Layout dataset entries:
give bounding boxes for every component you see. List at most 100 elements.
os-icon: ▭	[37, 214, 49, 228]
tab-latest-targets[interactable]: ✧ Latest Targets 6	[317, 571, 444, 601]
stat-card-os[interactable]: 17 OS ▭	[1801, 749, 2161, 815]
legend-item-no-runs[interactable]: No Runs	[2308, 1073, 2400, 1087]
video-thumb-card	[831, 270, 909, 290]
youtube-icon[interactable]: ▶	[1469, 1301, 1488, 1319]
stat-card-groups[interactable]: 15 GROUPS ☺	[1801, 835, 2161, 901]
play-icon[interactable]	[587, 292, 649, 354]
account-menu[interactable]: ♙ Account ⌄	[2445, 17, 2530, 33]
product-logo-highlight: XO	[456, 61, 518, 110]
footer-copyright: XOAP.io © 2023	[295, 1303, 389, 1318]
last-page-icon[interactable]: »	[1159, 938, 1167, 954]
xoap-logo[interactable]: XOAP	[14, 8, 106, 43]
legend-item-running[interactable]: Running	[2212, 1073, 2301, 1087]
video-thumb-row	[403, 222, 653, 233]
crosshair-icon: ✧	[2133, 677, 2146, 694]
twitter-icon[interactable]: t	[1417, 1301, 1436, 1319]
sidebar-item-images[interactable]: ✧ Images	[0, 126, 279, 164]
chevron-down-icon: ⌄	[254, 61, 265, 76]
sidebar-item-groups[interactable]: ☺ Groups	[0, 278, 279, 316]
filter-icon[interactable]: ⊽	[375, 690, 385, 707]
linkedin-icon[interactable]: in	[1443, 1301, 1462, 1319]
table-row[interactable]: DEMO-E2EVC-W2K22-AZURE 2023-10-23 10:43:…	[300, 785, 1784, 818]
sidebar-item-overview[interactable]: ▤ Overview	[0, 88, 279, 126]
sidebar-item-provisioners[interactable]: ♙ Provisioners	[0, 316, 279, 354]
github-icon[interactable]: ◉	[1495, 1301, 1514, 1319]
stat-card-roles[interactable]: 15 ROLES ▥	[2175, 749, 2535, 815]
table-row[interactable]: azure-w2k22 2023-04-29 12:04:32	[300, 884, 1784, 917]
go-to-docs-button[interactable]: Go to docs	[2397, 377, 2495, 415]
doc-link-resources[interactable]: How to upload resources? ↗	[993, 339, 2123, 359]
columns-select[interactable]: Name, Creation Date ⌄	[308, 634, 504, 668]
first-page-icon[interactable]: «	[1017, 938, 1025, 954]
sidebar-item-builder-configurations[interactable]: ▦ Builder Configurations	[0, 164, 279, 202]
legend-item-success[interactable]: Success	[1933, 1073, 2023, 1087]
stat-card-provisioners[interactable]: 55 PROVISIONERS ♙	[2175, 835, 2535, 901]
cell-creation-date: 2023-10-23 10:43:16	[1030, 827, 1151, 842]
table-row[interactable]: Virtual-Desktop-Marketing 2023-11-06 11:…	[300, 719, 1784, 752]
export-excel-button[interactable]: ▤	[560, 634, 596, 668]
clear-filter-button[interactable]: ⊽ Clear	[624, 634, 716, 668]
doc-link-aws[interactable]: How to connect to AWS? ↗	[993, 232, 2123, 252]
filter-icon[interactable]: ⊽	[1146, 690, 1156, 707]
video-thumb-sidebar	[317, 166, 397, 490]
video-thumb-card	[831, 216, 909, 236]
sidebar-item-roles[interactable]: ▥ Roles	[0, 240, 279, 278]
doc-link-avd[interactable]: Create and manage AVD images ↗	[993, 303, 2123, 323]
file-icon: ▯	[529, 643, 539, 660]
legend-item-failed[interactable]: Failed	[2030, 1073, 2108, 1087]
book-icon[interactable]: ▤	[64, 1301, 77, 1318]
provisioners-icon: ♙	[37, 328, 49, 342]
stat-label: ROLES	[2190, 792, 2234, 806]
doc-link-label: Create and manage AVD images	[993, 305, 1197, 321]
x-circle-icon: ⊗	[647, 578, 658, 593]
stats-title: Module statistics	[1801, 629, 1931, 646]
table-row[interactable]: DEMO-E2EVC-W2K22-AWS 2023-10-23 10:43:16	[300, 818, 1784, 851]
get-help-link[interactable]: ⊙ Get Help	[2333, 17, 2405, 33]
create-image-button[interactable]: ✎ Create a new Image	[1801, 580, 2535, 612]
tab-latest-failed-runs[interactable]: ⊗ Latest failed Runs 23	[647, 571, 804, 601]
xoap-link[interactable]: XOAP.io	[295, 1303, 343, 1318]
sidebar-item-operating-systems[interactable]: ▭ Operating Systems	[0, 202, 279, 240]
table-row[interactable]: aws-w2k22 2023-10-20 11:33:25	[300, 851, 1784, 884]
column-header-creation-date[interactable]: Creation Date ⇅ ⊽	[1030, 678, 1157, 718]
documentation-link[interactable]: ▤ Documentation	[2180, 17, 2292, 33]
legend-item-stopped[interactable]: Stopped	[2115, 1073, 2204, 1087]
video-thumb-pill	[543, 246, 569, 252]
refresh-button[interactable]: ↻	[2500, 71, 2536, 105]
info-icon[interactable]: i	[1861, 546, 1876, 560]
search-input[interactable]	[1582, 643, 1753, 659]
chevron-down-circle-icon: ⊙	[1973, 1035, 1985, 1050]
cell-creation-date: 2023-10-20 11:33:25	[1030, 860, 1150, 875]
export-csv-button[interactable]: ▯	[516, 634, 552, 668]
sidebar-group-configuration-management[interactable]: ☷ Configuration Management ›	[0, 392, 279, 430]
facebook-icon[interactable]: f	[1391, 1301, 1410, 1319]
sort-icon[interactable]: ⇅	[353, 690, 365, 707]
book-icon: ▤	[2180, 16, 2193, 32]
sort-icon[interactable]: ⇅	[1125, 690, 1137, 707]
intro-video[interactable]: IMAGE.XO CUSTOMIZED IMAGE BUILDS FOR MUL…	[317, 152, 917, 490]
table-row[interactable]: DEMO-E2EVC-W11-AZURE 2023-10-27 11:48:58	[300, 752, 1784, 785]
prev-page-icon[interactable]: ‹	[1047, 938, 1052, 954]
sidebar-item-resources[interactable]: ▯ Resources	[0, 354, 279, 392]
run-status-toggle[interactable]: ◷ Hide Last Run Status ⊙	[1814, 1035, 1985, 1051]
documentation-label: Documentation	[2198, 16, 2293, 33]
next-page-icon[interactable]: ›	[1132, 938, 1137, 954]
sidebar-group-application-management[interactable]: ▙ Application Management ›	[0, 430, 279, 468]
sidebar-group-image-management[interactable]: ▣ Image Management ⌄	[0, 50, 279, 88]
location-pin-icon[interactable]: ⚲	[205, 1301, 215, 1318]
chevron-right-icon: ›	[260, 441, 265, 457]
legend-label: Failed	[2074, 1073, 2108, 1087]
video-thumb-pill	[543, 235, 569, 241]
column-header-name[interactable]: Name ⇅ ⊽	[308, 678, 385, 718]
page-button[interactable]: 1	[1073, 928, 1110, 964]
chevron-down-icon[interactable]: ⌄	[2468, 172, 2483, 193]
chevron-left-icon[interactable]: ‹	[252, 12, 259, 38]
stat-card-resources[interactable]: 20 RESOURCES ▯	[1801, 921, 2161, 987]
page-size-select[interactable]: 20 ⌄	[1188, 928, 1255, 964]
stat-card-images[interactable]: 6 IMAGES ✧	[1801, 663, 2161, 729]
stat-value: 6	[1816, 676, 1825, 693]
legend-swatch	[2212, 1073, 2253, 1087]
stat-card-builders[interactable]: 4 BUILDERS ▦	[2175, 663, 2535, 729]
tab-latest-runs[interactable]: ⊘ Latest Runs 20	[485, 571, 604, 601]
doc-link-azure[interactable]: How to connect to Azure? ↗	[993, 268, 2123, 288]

(GOAL OF THE EXERCISE) Arrange every line of the material above as a JSON list of strings, one string per line, and leave out any blank lines.

(SOLUTION BELOW)
[
  "give bounding boxes for every component you see. List at most 100 elements.",
  "os-icon: ▭\t[37, 214, 49, 228]",
  "tab-latest-targets[interactable]: ✧ Latest Targets 6\t[317, 571, 444, 601]",
  "stat-card-os[interactable]: 17 OS ▭\t[1801, 749, 2161, 815]",
  "legend-item-no-runs[interactable]: No Runs\t[2308, 1073, 2400, 1087]",
  "video-thumb-card\t[831, 270, 909, 290]",
  "youtube-icon[interactable]: ▶\t[1469, 1301, 1488, 1319]",
  "stat-card-groups[interactable]: 15 GROUPS ☺\t[1801, 835, 2161, 901]",
  "play-icon[interactable]\t[587, 292, 649, 354]",
  "account-menu[interactable]: ♙ Account ⌄\t[2445, 17, 2530, 33]",
  "product-logo-highlight: XO\t[456, 61, 518, 110]",
  "footer-copyright: XOAP.io © 2023\t[295, 1303, 389, 1318]",
  "last-page-icon[interactable]: »\t[1159, 938, 1167, 954]",
  "xoap-logo[interactable]: XOAP\t[14, 8, 106, 43]",
  "legend-item-running[interactable]: Running\t[2212, 1073, 2301, 1087]",
  "video-thumb-row\t[403, 222, 653, 233]",
  "crosshair-icon: ✧\t[2133, 677, 2146, 694]",
  "twitter-icon[interactable]: t\t[1417, 1301, 1436, 1319]",
  "sidebar-item-images[interactable]: ✧ Images\t[0, 126, 279, 164]",
  "chevron-down-icon: ⌄\t[254, 61, 265, 76]",
  "sidebar-item-groups[interactable]: ☺ Groups\t[0, 278, 279, 316]",
  "filter-icon[interactable]: ⊽\t[375, 690, 385, 707]",
  "linkedin-icon[interactable]: in\t[1443, 1301, 1462, 1319]",
  "table-row[interactable]: DEMO-E2EVC-W2K22-AZURE 2023-10-23 10:43:…\t[300, 785, 1784, 818]",
  "sidebar-item-overview[interactable]: ▤ Overview\t[0, 88, 279, 126]",
  "sidebar-item-provisioners[interactable]: ♙ Provisioners\t[0, 316, 279, 354]",
  "github-icon[interactable]: ◉\t[1495, 1301, 1514, 1319]",
  "stat-card-roles[interactable]: 15 ROLES ▥\t[2175, 749, 2535, 815]",
  "table-row[interactable]: azure-w2k22 2023-04-29 12:04:32\t[300, 884, 1784, 917]",
  "go-to-docs-button[interactable]: Go to docs\t[2397, 377, 2495, 415]",
  "doc-link-resources[interactable]: How to upload resources? ↗\t[993, 339, 2123, 359]",
  "columns-select[interactable]: Name, Creation Date ⌄\t[308, 634, 504, 668]",
  "first-page-icon[interactable]: «\t[1017, 938, 1025, 954]",
  "sidebar-item-builder-configurations[interactable]: ▦ Builder Configurations\t[0, 164, 279, 202]",
  "legend-item-success[interactable]: Success\t[1933, 1073, 2023, 1087]",
  "stat-card-provisioners[interactable]: 55 PROVISIONERS ♙\t[2175, 835, 2535, 901]",
  "cell-creation-date: 2023-10-23 10:43:16\t[1030, 827, 1151, 842]",
  "table-row[interactable]: Virtual-Desktop-Marketing 2023-11-06 11:…\t[300, 719, 1784, 752]",
  "export-excel-button[interactable]: ▤\t[560, 634, 596, 668]",
  "clear-filter-button[interactable]: ⊽ Clear\t[624, 634, 716, 668]",
  "doc-link-aws[interactable]: How to connect to AWS? ↗\t[993, 232, 2123, 252]",
  "filter-icon[interactable]: ⊽\t[1146, 690, 1156, 707]",
  "video-thumb-sidebar\t[317, 166, 397, 490]",
  "video-thumb-card\t[831, 216, 909, 236]",
  "sidebar-item-roles[interactable]: ▥ Roles\t[0, 240, 279, 278]",
  "doc-link-avd[interactable]: Create and manage AVD images ↗\t[993, 303, 2123, 323]",
  "file-icon: ▯\t[529, 643, 539, 660]",
  "legend-item-failed[interactable]: Failed\t[2030, 1073, 2108, 1087]",
  "book-icon[interactable]: ▤\t[64, 1301, 77, 1318]",
  "provisioners-icon: ♙\t[37, 328, 49, 342]",
  "stat-label: ROLES\t[2190, 792, 2234, 806]",
  "doc-link-label: Create and manage AVD images\t[993, 305, 1197, 321]",
  "x-circle-icon: ⊗\t[647, 578, 658, 593]",
  "stats-title: Module statistics\t[1801, 629, 1931, 646]",
  "table-row[interactable]: DEMO-E2EVC-W2K22-AWS 2023-10-23 10:43:16\t[300, 818, 1784, 851]",
  "get-help-link[interactable]: ⊙ Get Help\t[2333, 17, 2405, 33]",
  "create-image-button[interactable]: ✎ Create a new Image\t[1801, 580, 2535, 612]",
  "tab-latest-failed-runs[interactable]: ⊗ Latest failed Runs 23\t[647, 571, 804, 601]",
  "xoap-link[interactable]: XOAP.io\t[295, 1303, 343, 1318]",
  "sidebar-item-operating-systems[interactable]: ▭ Operating Systems\t[0, 202, 279, 240]",
  "table-row[interactable]: aws-w2k22 2023-10-20 11:33:25\t[300, 851, 1784, 884]",
  "column-header-creation-date[interactable]: Creation Date ⇅ ⊽\t[1030, 678, 1157, 718]",
  "documentation-link[interactable]: ▤ Documentation\t[2180, 17, 2292, 33]",
  "legend-item-stopped[interactable]: Stopped\t[2115, 1073, 2204, 1087]",
  "video-thumb-pill\t[543, 246, 569, 252]",
  "refresh-button[interactable]: ↻\t[2500, 71, 2536, 105]",
  "info-icon[interactable]: i\t[1861, 546, 1876, 560]",
  "search-input[interactable]\t[1582, 643, 1753, 659]",
  "chevron-down-circle-icon: ⊙\t[1973, 1035, 1985, 1050]",
  "cell-creation-date: 2023-10-20 11:33:25\t[1030, 860, 1150, 875]",
  "export-csv-button[interactable]: ▯\t[516, 634, 552, 668]",
  "sidebar-group-configuration-management[interactable]: ☷ Configuration Management ›\t[0, 392, 279, 430]",
  "facebook-icon[interactable]: f\t[1391, 1301, 1410, 1319]",
  "sort-icon[interactable]: ⇅\t[353, 690, 365, 707]",
  "book-icon: ▤\t[2180, 16, 2193, 32]",
  "sort-icon[interactable]: ⇅\t[1125, 690, 1137, 707]",
  "intro-video[interactable]: IMAGE.XO CUSTOMIZED IMAGE BUILDS FOR MUL…\t[317, 152, 917, 490]",
  "table-row[interactable]: DEMO-E2EVC-W11-AZURE 2023-10-27 11:48:58\t[300, 752, 1784, 785]",
  "prev-page-icon[interactable]: ‹\t[1047, 938, 1052, 954]",
  "sidebar-item-resources[interactable]: ▯ Resources\t[0, 354, 279, 392]",
  "run-status-toggle[interactable]: ◷ Hide Last Run Status ⊙\t[1814, 1035, 1985, 1051]",
  "documentation-label: Documentation\t[2198, 16, 2293, 33]",
  "next-page-icon[interactable]: ›\t[1132, 938, 1137, 954]",
  "sidebar-group-application-management[interactable]: ▙ Application Management ›\t[0, 430, 279, 468]",
  "sidebar-group-image-management[interactable]: ▣ Image Management ⌄\t[0, 50, 279, 88]",
  "location-pin-icon[interactable]: ⚲\t[205, 1301, 215, 1318]",
  "chevron-right-icon: ›\t[260, 441, 265, 457]",
  "legend-label: Failed\t[2074, 1073, 2108, 1087]",
  "video-thumb-pill\t[543, 235, 569, 241]",
  "column-header-name[interactable]: Name ⇅ ⊽\t[308, 678, 385, 718]",
  "page-button[interactable]: 1\t[1073, 928, 1110, 964]",
  "chevron-down-icon[interactable]: ⌄\t[2468, 172, 2483, 193]",
  "chevron-left-icon[interactable]: ‹\t[252, 12, 259, 38]",
  "stat-card-resources[interactable]: 20 RESOURCES ▯\t[1801, 921, 2161, 987]",
  "page-size-select[interactable]: 20 ⌄\t[1188, 928, 1255, 964]",
  "stat-card-images[interactable]: 6 IMAGES ✧\t[1801, 663, 2161, 729]",
  "stat-value: 6\t[1816, 676, 1825, 693]",
  "legend-swatch\t[2212, 1073, 2253, 1087]",
  "stat-card-builders[interactable]: 4 BUILDERS ▦\t[2175, 663, 2535, 729]",
  "tab-latest-runs[interactable]: ⊘ Latest Runs 20\t[485, 571, 604, 601]",
  "doc-link-azure[interactable]: How to connect to Azure? ↗\t[993, 268, 2123, 288]"
]